§ **Task directions**: Every entry here needs to be repeated exactly.

§ **Supplied records**:
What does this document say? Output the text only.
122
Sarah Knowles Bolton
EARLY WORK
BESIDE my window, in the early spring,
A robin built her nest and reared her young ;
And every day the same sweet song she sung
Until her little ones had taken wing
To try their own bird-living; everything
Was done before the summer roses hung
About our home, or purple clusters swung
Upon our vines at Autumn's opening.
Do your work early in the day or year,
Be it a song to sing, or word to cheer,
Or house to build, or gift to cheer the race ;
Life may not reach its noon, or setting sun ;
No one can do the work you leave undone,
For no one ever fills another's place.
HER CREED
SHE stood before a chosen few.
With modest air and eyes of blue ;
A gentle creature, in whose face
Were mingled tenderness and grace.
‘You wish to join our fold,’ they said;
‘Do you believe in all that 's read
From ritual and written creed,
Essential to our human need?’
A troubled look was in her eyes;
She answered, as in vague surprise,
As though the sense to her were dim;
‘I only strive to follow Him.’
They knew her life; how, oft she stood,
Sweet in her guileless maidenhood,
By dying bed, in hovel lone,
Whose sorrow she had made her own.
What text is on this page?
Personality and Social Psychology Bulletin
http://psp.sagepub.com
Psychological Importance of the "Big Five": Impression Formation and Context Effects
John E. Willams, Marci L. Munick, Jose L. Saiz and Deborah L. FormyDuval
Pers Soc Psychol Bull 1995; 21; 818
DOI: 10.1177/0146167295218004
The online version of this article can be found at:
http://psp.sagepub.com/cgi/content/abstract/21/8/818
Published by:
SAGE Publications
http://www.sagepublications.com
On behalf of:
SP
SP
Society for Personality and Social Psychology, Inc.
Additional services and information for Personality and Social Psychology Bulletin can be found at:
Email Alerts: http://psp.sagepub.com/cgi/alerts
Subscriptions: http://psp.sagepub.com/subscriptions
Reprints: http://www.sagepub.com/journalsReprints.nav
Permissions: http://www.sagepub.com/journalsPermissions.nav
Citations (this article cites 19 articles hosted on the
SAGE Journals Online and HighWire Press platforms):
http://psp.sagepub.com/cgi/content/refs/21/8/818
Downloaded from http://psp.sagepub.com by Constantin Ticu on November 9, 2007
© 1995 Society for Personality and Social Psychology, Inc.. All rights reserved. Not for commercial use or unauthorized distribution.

§ **Complete output**:
What does this document say? Output the text only.
122
Sarah Knowles Bolton
EARLY WORK
BESIDE my window, in the early spring,
A robin built her nest and reared her young ;
And every day the same sweet song she sung
Until her little ones had taken wing
To try their own bird-living; everything
Was done before the summer roses hung
About our home, or purple clusters swung
Upon our vines at Autumn's opening.
Do your work early in the day or year,
Be it a song to sing, or word to cheer,
Or house to build, or gift to cheer the race ;
Life may not reach its noon, or setting sun ;
No one can do the work you leave undone,
For no one ever fills another's place.
HER CREED
SHE stood before a chosen few.
With modest air and eyes of blue ;
A gentle creature, in whose face
Were mingled tenderness and grace.
‘You wish to join our fold,’ they said;
‘Do you believe in all that 's read
From ritual and written creed,
Essential to our human need?’
A troubled look was in her eyes;
She answered, as in vague surprise,
As though the sense to her were dim;
‘I only strive to follow Him.’
They knew her life; how, oft she stood,
Sweet in her guileless maidenhood,
By dying bed, in hovel lone,
Whose sorrow she had made her own.
What text is on this page?
Personality and Social Psychology Bulletin
http://psp.sagepub.com
Psychological Importance of the "Big Five": Impression Formation and Context Effects
John E. Willams, Marci L. Munick, Jose L. Saiz and Deborah L. FormyDuval
Pers Soc Psychol Bull 1995; 21; 818
DOI: 10.1177/0146167295218004
The online version of this article can be found at:
http://psp.sagepub.com/cgi/content/abstract/21/8/818
Published by:
SAGE Publications
http://www.sagepublications.com
On behalf of:
SP
SP
Society for Personality and Social Psychology, Inc.
Additional services and information for Personality and Social Psychology Bulletin can be found at:
Email Alerts: http://psp.sagepub.com/cgi/alerts
Subscriptions: http://psp.sagepub.com/subscriptions
Reprints: http://www.sagepub.com/journalsReprints.nav
Permissions: http://www.sagepub.com/journalsPermissions.nav
Citations (this article cites 19 articles hosted on the
SAGE Journals Online and HighWire Press platforms):
http://psp.sagepub.com/cgi/content/refs/21/8/818
Downloaded from http://psp.sagepub.com by Constantin Ticu on November 9, 2007
© 1995 Society for Personality and Social Psychology, Inc.. All rights reserved. Not for commercial use or unauthorized distribution.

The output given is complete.